[Some records]
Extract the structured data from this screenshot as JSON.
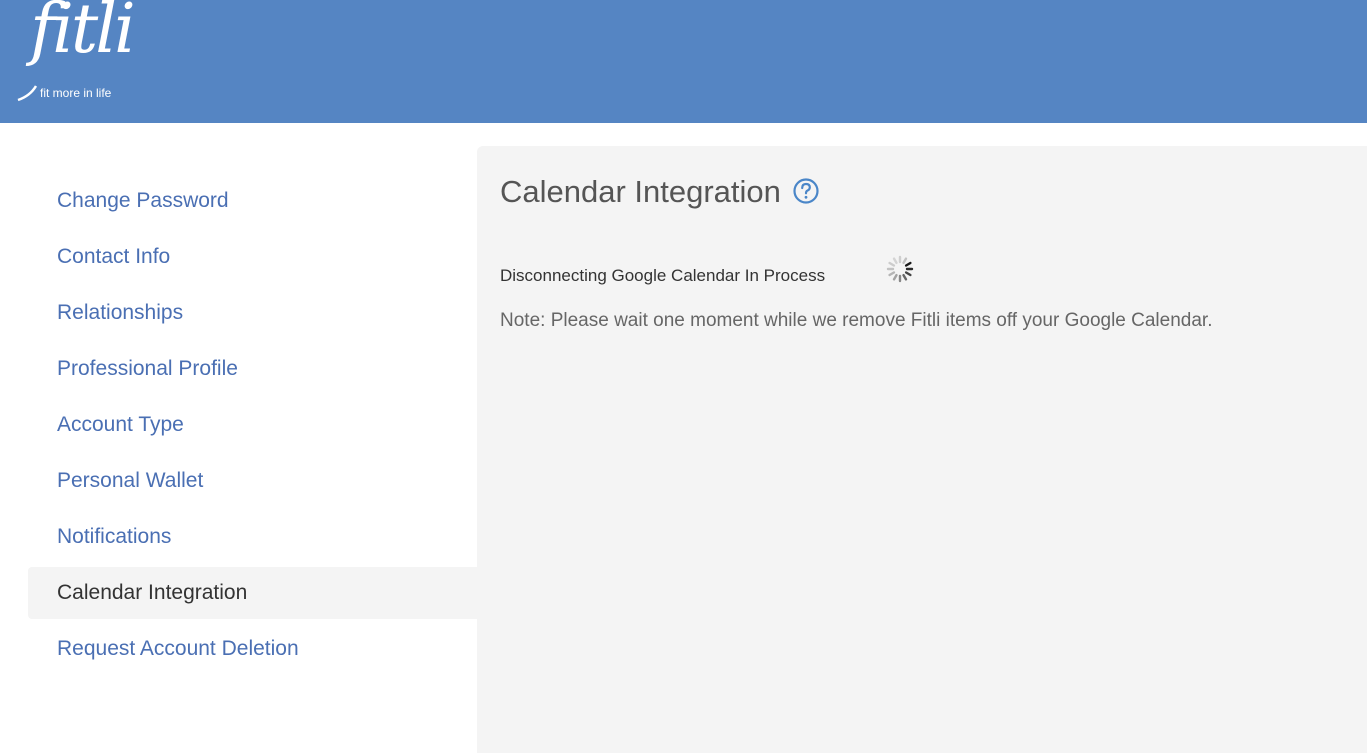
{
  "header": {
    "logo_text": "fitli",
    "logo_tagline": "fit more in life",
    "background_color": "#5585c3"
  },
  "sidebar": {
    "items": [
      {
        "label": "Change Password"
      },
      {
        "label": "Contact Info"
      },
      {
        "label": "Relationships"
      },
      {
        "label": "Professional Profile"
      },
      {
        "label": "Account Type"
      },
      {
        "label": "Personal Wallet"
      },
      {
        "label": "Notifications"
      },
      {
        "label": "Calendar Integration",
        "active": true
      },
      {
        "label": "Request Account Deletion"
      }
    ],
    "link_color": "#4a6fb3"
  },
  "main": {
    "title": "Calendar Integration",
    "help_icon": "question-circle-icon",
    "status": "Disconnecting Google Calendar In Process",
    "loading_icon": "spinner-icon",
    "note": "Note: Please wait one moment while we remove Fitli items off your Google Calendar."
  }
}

**REQUEST:**
Quote each entry above verbatim and drop the pictures.

**CORRECT ANSWER:**
Extract the structured data from this screenshot as JSON.
{
  "header": {
    "logo_text": "fitli",
    "logo_tagline": "fit more in life",
    "background_color": "#5585c3"
  },
  "sidebar": {
    "items": [
      {
        "label": "Change Password"
      },
      {
        "label": "Contact Info"
      },
      {
        "label": "Relationships"
      },
      {
        "label": "Professional Profile"
      },
      {
        "label": "Account Type"
      },
      {
        "label": "Personal Wallet"
      },
      {
        "label": "Notifications"
      },
      {
        "label": "Calendar Integration",
        "active": true
      },
      {
        "label": "Request Account Deletion"
      }
    ],
    "link_color": "#4a6fb3"
  },
  "main": {
    "title": "Calendar Integration",
    "help_icon": "question-circle-icon",
    "status": "Disconnecting Google Calendar In Process",
    "loading_icon": "spinner-icon",
    "note": "Note: Please wait one moment while we remove Fitli items off your Google Calendar."
  }
}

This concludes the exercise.